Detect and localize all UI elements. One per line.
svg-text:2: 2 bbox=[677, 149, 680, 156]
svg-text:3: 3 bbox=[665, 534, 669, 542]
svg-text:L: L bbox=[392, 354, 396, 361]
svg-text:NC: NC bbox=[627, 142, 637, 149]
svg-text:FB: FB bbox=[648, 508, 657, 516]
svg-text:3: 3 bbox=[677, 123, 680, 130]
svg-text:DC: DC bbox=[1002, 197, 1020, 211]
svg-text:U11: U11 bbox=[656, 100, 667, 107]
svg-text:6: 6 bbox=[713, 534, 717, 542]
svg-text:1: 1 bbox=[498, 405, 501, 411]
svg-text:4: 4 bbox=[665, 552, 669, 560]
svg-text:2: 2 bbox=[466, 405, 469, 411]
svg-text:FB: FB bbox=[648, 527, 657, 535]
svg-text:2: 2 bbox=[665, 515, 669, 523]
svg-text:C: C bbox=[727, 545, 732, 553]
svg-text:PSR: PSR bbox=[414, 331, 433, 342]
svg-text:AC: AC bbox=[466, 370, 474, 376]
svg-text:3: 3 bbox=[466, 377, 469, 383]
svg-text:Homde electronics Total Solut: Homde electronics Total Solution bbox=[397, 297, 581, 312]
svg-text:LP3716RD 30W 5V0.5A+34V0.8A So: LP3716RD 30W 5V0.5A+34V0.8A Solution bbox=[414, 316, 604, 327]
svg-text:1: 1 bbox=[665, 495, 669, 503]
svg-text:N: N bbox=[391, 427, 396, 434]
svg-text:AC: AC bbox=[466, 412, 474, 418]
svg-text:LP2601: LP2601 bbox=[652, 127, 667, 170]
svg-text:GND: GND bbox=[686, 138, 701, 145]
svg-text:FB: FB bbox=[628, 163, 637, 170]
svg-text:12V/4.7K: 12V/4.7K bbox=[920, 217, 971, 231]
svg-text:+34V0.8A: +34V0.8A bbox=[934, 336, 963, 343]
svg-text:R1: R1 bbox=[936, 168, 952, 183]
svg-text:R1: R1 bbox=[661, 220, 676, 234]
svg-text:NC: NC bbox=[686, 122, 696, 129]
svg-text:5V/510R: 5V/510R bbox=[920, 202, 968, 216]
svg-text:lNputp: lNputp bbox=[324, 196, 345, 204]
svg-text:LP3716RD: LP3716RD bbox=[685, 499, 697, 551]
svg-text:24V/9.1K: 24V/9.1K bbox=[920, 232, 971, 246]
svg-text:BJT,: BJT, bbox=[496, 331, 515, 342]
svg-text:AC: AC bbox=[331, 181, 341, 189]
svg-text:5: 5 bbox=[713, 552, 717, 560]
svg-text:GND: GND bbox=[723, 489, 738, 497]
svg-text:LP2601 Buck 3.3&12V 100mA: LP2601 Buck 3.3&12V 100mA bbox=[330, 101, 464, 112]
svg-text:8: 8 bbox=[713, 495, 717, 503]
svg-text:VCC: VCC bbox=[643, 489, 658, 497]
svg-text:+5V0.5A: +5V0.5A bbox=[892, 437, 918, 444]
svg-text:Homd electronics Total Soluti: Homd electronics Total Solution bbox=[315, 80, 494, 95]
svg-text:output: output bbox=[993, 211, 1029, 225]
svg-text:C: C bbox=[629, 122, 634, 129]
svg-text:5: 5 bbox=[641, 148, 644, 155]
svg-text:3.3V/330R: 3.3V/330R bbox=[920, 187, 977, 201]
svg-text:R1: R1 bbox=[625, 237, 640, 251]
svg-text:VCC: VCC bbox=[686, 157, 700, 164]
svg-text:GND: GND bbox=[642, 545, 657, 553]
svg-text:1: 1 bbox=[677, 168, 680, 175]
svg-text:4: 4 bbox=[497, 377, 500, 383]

--------------------

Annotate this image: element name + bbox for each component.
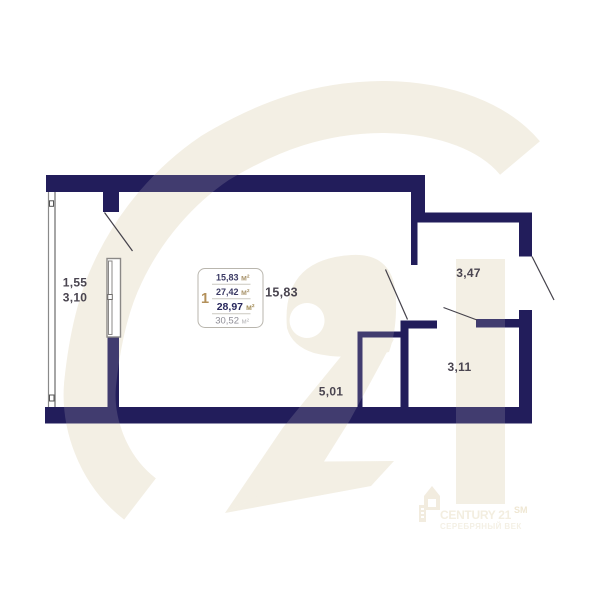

--------------------

WRITTEN INSTRUCTION: Convert the lines starting at the one that contains "Detect and localize" and ending at the one that contains "svg-text:LP3716RD: LP3716RD bbox=[685, 499, 697, 551]" into a Markdown table with the columns No. and Entry. Number each line in No. and omit any blank lines.

SOLUTION:
| No. | Entry |
|---|---|
| 1 | Detect and localize all UI elements. One per line. |
| 2 | svg-text:2: 2 bbox=[677, 149, 680, 156] |
| 3 | svg-text:3: 3 bbox=[665, 534, 669, 542] |
| 4 | svg-text:L: L bbox=[392, 354, 396, 361] |
| 5 | svg-text:NC: NC bbox=[627, 142, 637, 149] |
| 6 | svg-text:FB: FB bbox=[648, 508, 657, 516] |
| 7 | svg-text:3: 3 bbox=[677, 123, 680, 130] |
| 8 | svg-text:DC: DC bbox=[1002, 197, 1020, 211] |
| 9 | svg-text:U11: U11 bbox=[656, 100, 667, 107] |
| 10 | svg-text:6: 6 bbox=[713, 534, 717, 542] |
| 11 | svg-text:1: 1 bbox=[498, 405, 501, 411] |
| 12 | svg-text:4: 4 bbox=[665, 552, 669, 560] |
| 13 | svg-text:2: 2 bbox=[466, 405, 469, 411] |
| 14 | svg-text:FB: FB bbox=[648, 527, 657, 535] |
| 15 | svg-text:2: 2 bbox=[665, 515, 669, 523] |
| 16 | svg-text:C: C bbox=[727, 545, 732, 553] |
| 17 | svg-text:PSR: PSR bbox=[414, 331, 433, 342] |
| 18 | svg-text:AC: AC bbox=[466, 370, 474, 376] |
| 19 | svg-text:3: 3 bbox=[466, 377, 469, 383] |
| 20 | svg-text:Homde electronics Total Solut: Homde electronics Total Solution bbox=[397, 297, 581, 312] |
| 21 | svg-text:LP3716RD 30W 5V0.5A+34V0.8A So: LP3716RD 30W 5V0.5A+34V0.8A Solution bbox=[414, 316, 604, 327] |
| 22 | svg-text:1: 1 bbox=[665, 495, 669, 503] |
| 23 | svg-text:N: N bbox=[391, 427, 396, 434] |
| 24 | svg-text:AC: AC bbox=[466, 412, 474, 418] |
| 25 | svg-text:LP2601: LP2601 bbox=[652, 127, 667, 170] |
| 26 | svg-text:GND: GND bbox=[686, 138, 701, 145] |
| 27 | svg-text:FB: FB bbox=[628, 163, 637, 170] |
| 28 | svg-text:12V/4.7K: 12V/4.7K bbox=[920, 217, 971, 231] |
| 29 | svg-text:+34V0.8A: +34V0.8A bbox=[934, 336, 963, 343] |
| 30 | svg-text:R1: R1 bbox=[936, 168, 952, 183] |
| 31 | svg-text:R1: R1 bbox=[661, 220, 676, 234] |
| 32 | svg-text:NC: NC bbox=[686, 122, 696, 129] |
| 33 | svg-text:5V/510R: 5V/510R bbox=[920, 202, 968, 216] |
| 34 | svg-text:lNputp: lNputp bbox=[324, 196, 345, 204] |
| 35 | svg-text:LP3716RD: LP3716RD bbox=[685, 499, 697, 551] |